─── Data excerpts ───

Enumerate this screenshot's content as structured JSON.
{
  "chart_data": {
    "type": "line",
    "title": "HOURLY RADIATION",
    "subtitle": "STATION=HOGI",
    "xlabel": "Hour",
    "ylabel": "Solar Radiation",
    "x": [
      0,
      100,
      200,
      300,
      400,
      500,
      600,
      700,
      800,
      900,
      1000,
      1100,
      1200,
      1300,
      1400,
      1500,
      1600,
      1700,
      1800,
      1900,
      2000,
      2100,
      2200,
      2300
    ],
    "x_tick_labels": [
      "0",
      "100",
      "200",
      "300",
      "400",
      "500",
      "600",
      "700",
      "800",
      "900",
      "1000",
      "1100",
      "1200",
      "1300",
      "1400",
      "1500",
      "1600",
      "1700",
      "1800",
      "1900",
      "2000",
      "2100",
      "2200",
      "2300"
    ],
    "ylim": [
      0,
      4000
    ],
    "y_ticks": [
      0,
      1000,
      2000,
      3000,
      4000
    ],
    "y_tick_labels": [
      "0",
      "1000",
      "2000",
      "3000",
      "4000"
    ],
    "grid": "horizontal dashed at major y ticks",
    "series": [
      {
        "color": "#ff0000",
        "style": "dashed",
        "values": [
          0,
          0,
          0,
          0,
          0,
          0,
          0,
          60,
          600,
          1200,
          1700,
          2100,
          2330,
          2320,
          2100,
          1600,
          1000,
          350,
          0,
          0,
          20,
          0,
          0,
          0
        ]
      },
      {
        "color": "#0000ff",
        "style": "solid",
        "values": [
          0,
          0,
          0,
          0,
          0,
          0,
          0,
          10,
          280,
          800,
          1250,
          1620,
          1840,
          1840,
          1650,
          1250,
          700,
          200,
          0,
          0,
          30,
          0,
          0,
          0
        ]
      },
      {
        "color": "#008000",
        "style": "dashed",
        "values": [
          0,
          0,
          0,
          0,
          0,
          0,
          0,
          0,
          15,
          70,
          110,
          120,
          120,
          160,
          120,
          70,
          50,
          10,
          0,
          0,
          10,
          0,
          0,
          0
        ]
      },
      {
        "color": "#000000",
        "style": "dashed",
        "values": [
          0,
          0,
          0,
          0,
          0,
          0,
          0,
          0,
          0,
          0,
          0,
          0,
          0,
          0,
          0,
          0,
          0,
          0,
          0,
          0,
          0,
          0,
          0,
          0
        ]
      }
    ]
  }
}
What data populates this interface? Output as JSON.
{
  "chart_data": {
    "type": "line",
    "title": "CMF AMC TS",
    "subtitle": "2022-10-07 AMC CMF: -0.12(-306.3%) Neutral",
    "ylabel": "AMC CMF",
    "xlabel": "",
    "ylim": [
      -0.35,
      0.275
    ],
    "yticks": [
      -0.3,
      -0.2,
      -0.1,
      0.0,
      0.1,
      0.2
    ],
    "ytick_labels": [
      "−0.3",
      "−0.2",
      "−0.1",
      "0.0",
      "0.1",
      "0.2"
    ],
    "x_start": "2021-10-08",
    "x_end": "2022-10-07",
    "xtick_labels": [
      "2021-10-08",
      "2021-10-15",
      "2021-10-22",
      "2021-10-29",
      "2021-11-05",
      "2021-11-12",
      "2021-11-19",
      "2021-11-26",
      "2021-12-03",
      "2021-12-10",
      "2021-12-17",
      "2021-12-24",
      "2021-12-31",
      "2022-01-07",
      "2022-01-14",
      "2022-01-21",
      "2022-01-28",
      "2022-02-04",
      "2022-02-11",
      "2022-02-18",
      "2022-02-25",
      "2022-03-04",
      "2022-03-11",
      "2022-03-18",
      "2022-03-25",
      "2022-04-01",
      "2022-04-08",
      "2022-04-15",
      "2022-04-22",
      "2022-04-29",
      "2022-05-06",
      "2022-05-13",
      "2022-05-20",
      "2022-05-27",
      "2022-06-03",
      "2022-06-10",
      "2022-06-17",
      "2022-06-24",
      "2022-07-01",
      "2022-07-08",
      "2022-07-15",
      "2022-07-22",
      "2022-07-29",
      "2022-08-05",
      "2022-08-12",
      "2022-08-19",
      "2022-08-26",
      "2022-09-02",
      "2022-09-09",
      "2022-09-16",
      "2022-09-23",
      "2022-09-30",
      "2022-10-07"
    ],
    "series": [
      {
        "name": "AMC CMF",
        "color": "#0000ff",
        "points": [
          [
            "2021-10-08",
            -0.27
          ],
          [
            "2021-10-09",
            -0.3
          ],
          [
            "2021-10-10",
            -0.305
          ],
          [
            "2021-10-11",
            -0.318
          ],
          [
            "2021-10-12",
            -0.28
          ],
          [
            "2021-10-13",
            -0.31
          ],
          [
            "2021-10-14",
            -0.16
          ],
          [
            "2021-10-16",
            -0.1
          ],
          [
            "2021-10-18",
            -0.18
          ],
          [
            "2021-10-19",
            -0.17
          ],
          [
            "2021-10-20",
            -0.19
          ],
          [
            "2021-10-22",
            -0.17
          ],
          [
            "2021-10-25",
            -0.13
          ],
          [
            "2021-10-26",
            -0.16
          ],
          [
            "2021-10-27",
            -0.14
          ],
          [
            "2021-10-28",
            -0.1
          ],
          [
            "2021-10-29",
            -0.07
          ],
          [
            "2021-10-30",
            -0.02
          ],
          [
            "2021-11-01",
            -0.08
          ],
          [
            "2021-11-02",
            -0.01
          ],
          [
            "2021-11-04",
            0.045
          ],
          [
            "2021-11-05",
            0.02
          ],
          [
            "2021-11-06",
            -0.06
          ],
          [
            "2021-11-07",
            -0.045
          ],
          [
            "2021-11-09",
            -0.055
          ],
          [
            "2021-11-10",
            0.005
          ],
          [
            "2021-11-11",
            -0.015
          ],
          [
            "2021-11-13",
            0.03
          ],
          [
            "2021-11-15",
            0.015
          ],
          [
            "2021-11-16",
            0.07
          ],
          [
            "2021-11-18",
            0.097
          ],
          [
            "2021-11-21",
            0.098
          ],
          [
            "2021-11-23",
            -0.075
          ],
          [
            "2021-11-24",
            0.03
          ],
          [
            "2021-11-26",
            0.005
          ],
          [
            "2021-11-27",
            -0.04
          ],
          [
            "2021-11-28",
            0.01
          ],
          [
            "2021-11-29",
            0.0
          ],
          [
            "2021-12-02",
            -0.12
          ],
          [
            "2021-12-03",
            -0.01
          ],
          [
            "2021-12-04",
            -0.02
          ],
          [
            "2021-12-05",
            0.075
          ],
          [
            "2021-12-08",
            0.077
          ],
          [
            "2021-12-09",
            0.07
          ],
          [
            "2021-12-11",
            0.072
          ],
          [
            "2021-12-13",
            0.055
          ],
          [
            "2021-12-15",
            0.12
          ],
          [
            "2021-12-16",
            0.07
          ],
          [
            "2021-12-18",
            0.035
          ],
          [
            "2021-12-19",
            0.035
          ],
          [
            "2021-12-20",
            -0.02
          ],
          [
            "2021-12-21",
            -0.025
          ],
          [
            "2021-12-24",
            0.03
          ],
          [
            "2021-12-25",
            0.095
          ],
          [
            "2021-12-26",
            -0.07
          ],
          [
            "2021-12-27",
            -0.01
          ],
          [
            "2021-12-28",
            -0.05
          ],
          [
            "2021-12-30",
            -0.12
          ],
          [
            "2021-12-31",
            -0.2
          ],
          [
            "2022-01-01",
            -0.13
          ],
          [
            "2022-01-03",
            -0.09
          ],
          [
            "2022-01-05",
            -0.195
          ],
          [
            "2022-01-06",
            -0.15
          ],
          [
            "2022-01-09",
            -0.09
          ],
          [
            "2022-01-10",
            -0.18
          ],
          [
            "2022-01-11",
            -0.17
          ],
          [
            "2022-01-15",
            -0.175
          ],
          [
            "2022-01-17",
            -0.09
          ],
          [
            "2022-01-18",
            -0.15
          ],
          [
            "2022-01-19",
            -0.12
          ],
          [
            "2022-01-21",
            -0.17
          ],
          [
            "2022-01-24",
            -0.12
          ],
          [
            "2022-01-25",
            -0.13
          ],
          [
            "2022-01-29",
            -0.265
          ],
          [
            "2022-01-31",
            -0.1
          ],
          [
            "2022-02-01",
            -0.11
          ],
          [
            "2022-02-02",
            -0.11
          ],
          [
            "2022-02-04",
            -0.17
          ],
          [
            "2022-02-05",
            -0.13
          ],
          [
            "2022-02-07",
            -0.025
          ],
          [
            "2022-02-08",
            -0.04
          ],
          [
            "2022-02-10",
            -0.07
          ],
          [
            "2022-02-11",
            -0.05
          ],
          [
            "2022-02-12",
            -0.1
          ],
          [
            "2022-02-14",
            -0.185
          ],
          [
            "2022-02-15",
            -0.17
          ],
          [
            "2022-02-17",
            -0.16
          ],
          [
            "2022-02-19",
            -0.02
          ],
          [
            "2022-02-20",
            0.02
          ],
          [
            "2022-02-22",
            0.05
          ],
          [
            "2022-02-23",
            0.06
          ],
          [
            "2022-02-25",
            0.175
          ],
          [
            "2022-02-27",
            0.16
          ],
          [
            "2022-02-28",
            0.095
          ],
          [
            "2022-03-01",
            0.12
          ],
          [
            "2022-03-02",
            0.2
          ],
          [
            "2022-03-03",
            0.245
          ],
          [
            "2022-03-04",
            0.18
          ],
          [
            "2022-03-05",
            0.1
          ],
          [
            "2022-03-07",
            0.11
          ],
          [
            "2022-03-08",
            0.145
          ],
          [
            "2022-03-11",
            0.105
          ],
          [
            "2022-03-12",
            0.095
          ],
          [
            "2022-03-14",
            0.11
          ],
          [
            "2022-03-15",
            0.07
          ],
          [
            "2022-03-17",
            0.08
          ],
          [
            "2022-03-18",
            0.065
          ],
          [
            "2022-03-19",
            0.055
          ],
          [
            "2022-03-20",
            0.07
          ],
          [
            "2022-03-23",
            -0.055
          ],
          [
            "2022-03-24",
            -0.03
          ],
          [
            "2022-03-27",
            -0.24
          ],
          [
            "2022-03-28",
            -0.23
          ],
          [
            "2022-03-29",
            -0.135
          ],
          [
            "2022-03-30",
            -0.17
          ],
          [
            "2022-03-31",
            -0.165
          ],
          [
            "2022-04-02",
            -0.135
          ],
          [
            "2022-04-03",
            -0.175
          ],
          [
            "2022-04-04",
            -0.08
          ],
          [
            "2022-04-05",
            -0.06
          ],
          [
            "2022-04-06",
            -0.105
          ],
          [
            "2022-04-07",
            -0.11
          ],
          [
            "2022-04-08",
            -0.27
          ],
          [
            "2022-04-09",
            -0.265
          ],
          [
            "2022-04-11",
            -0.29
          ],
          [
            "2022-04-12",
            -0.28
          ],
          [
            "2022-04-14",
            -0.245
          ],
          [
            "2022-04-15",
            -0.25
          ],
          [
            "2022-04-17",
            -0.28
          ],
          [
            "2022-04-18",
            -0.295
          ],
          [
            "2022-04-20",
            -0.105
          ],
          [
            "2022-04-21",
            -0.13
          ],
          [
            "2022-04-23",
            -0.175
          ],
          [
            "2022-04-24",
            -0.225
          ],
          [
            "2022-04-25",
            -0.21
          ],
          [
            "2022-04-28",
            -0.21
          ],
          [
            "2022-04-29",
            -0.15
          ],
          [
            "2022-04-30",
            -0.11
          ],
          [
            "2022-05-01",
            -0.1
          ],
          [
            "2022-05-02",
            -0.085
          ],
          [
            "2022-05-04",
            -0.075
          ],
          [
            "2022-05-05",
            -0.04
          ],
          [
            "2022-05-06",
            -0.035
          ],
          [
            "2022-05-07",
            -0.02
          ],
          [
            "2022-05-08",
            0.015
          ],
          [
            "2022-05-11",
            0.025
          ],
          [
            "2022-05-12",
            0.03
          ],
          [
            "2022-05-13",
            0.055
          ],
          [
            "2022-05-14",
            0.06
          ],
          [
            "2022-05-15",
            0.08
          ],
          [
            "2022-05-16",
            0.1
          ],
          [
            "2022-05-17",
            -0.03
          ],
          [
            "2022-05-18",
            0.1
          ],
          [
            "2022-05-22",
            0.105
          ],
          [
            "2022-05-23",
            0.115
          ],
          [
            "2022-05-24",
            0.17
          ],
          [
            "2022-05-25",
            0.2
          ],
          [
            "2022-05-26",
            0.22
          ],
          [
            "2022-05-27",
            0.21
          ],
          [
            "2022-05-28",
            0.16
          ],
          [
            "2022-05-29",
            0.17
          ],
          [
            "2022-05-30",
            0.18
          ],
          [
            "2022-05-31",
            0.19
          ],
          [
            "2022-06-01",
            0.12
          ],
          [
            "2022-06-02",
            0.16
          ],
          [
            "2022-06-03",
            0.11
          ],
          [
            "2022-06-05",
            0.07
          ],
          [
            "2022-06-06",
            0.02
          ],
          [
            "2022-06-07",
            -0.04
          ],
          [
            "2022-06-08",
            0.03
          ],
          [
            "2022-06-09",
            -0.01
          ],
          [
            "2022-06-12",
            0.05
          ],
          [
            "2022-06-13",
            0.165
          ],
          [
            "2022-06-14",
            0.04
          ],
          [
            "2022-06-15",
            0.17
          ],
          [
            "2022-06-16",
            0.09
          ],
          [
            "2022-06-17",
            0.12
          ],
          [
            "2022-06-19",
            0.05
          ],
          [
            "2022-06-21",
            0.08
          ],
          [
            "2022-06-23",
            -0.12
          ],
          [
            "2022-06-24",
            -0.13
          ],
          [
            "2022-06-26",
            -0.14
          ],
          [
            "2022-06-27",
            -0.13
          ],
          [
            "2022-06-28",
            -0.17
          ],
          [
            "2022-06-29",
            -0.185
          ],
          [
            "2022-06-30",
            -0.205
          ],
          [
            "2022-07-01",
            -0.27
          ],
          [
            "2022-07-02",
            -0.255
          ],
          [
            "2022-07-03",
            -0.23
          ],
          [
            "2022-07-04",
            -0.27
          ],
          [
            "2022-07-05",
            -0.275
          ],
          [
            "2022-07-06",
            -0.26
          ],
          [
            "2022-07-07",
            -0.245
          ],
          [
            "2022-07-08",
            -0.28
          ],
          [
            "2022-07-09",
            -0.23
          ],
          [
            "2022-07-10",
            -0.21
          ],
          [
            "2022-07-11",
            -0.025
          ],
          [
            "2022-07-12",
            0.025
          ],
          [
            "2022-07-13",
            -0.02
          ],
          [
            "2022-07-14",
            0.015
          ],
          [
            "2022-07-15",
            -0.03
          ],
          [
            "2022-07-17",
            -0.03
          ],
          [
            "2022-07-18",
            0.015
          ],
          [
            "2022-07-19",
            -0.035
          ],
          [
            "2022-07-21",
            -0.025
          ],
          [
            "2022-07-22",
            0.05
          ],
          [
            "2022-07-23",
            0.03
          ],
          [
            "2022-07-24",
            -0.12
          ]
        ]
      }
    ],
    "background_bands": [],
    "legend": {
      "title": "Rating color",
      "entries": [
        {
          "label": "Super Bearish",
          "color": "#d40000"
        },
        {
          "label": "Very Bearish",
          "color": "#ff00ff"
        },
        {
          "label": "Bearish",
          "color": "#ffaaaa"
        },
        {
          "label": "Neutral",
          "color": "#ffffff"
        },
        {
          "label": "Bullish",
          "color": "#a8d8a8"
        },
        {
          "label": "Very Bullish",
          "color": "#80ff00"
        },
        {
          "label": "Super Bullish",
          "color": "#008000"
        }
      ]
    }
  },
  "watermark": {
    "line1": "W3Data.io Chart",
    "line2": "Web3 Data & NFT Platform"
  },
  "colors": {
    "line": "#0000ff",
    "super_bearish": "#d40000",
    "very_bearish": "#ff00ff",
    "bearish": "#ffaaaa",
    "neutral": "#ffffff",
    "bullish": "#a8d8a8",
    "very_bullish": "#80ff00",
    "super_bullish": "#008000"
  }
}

───

*Challenge*: Your answer should be a single number: how many lines of the material contain the word "this".

*Right answer*: 2